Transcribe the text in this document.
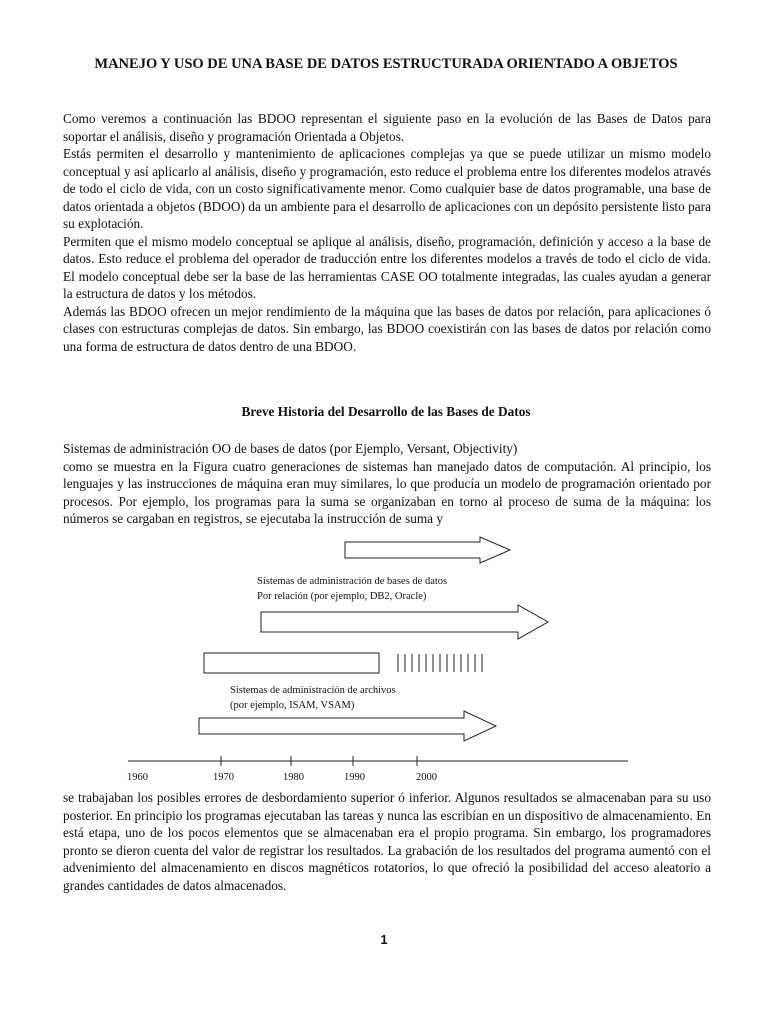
MANEJO Y USO DE UNA BASE DE DATOS ESTRUCTURADA ORIENTADO A OBJETOS

Como veremos a continuación las BDOO representan el siguiente paso en la evolución de las Bases de Datos para soportar el análisis, diseño y programación Orientada a Objetos.

Estás permiten el desarrollo y mantenimiento de aplicaciones complejas ya que se puede utilizar un mismo modelo conceptual y así aplicarlo al análisis, diseño y programación, esto reduce el problema entre los diferentes modelos através de todo el ciclo de vida, con un costo significativamente menor. Como cualquier base de datos programable, una base de datos orientada a objetos (BDOO) da un ambiente para el desarrollo de aplicaciones con un depósito persistente listo para su explotación.

Permiten que el mismo modelo conceptual se aplique al análisis, diseño, programación, definición y acceso a la base de datos. Esto reduce el problema del operador de traducción entre los diferentes modelos a través de todo el ciclo de vida. El modelo conceptual debe ser la base de las herramientas CASE OO totalmente integradas, las cuales ayudan a generar la estructura de datos y los métodos.

Además las BDOO ofrecen un mejor rendimiento de la máquina que las bases de datos por relación, para aplicaciones ó clases con estructuras complejas de datos. Sin embargo, las BDOO coexistirán con las bases de datos por relación como una forma de estructura de datos dentro de una BDOO.

Breve Historia del Desarrollo de las Bases de Datos

Sistemas de administración OO de bases de datos (por Ejemplo, Versant, Objectivity)

como se muestra en la Figura cuatro generaciones de sistemas han manejado datos de computación. Al principio, los lenguajes y las instrucciones de máquina eran muy similares, lo que producía un modelo de programación orientado por procesos. Por ejemplo, los programas para la suma se organizaban en torno al proceso de suma de la máquina: los números se cargaban en registros, se ejecutaba la instrucción de suma y

Sistemas de administración de bases de datos
Por relación (por ejemplo, DB2, Oracle)
Sistemas de administración de archivos
(por ejemplo, ISAM, VSAM)
1960	1970	1980	1990	2000

se trabajaban los posibles errores de desbordamiento superior ó inferior. Algunos resultados se almacenaban para su uso posterior. En principio los programas ejecutaban las tareas y nunca las escribían en un dispositivo de almacenamiento. En está etapa, uno de los pocos elementos que se almacenaban era el propio programa. Sin embargo, los programadores pronto se dieron cuenta del valor de registrar los resultados. La grabación de los resultados del programa aumentó con el advenimiento del almacenamiento en discos magnéticos rotatorios, lo que ofreció la posibilidad del acceso aleatorio a grandes cantidades de datos almacenados.

1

###

• _DESCRIPTION OF THE TASK_: Among the lines of the data, identify those with the word "administración". Copy each of them.

• _WRITTEN ANSWER_:
Sistemas de administración OO de bases de datos (por Ejemplo, Versant, Objectivity)
Sistemas de administración de bases de datos
Sistemas de administración de archivos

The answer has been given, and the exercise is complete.